## start Data for processing

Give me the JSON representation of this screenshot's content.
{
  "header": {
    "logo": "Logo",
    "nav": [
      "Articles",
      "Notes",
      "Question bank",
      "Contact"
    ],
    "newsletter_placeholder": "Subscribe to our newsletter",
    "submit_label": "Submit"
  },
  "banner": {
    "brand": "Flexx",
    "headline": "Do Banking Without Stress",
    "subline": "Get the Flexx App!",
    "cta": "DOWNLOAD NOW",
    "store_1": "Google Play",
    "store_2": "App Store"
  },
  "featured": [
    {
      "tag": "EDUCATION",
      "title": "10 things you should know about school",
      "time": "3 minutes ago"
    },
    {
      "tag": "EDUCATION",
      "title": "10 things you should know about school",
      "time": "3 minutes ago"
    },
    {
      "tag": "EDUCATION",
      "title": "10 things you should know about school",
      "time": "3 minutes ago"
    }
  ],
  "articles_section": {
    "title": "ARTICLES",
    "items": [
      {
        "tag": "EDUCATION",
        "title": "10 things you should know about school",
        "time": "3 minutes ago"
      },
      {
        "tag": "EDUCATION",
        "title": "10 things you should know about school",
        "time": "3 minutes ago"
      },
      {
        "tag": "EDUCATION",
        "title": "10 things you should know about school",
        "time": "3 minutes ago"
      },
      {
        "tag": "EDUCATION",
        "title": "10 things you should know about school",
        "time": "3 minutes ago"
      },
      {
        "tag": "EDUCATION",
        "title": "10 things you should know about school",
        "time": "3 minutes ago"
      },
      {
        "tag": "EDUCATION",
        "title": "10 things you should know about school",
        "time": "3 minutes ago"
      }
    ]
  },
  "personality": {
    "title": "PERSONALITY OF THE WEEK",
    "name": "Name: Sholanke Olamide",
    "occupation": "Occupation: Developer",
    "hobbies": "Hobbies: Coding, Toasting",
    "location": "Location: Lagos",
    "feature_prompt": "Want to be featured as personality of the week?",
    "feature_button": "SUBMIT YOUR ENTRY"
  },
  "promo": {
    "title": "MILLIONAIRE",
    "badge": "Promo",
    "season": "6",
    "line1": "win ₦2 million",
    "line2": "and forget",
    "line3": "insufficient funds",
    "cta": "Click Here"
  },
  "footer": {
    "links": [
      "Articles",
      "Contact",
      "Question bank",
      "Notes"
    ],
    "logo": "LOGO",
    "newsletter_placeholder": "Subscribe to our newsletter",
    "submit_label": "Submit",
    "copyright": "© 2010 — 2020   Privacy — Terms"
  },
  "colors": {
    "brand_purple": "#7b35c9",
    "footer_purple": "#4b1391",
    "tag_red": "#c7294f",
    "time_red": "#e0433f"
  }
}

## end Data for processing

Prompt: Exactly reproduce the material above.

Answer to this exercise:
Give me the JSON representation of this screenshot's content.
{
  "header": {
    "logo": "Logo",
    "nav": [
      "Articles",
      "Notes",
      "Question bank",
      "Contact"
    ],
    "newsletter_placeholder": "Subscribe to our newsletter",
    "submit_label": "Submit"
  },
  "banner": {
    "brand": "Flexx",
    "headline": "Do Banking Without Stress",
    "subline": "Get the Flexx App!",
    "cta": "DOWNLOAD NOW",
    "store_1": "Google Play",
    "store_2": "App Store"
  },
  "featured": [
    {
      "tag": "EDUCATION",
      "title": "10 things you should know about school",
      "time": "3 minutes ago"
    },
    {
      "tag": "EDUCATION",
      "title": "10 things you should know about school",
      "time": "3 minutes ago"
    },
    {
      "tag": "EDUCATION",
      "title": "10 things you should know about school",
      "time": "3 minutes ago"
    }
  ],
  "articles_section": {
    "title": "ARTICLES",
    "items": [
      {
        "tag": "EDUCATION",
        "title": "10 things you should know about school",
        "time": "3 minutes ago"
      },
      {
        "tag": "EDUCATION",
        "title": "10 things you should know about school",
        "time": "3 minutes ago"
      },
      {
        "tag": "EDUCATION",
        "title": "10 things you should know about school",
        "time": "3 minutes ago"
      },
      {
        "tag": "EDUCATION",
        "title": "10 things you should know about school",
        "time": "3 minutes ago"
      },
      {
        "tag": "EDUCATION",
        "title": "10 things you should know about school",
        "time": "3 minutes ago"
      },
      {
        "tag": "EDUCATION",
        "title": "10 things you should know about school",
        "time": "3 minutes ago"
      }
    ]
  },
  "personality": {
    "title": "PERSONALITY OF THE WEEK",
    "name": "Name: Sholanke Olamide",
    "occupation": "Occupation: Developer",
    "hobbies": "Hobbies: Coding, Toasting",
    "location": "Location: Lagos",
    "feature_prompt": "Want to be featured as personality of the week?",
    "feature_button": "SUBMIT YOUR ENTRY"
  },
  "promo": {
    "title": "MILLIONAIRE",
    "badge": "Promo",
    "season": "6",
    "line1": "win ₦2 million",
    "line2": "and forget",
    "line3": "insufficient funds",
    "cta": "Click Here"
  },
  "footer": {
    "links": [
      "Articles",
      "Contact",
      "Question bank",
      "Notes"
    ],
    "logo": "LOGO",
    "newsletter_placeholder": "Subscribe to our newsletter",
    "submit_label": "Submit",
    "copyright": "© 2010 — 2020   Privacy — Terms"
  },
  "colors": {
    "brand_purple": "#7b35c9",
    "footer_purple": "#4b1391",
    "tag_red": "#c7294f",
    "time_red": "#e0433f"
  }
}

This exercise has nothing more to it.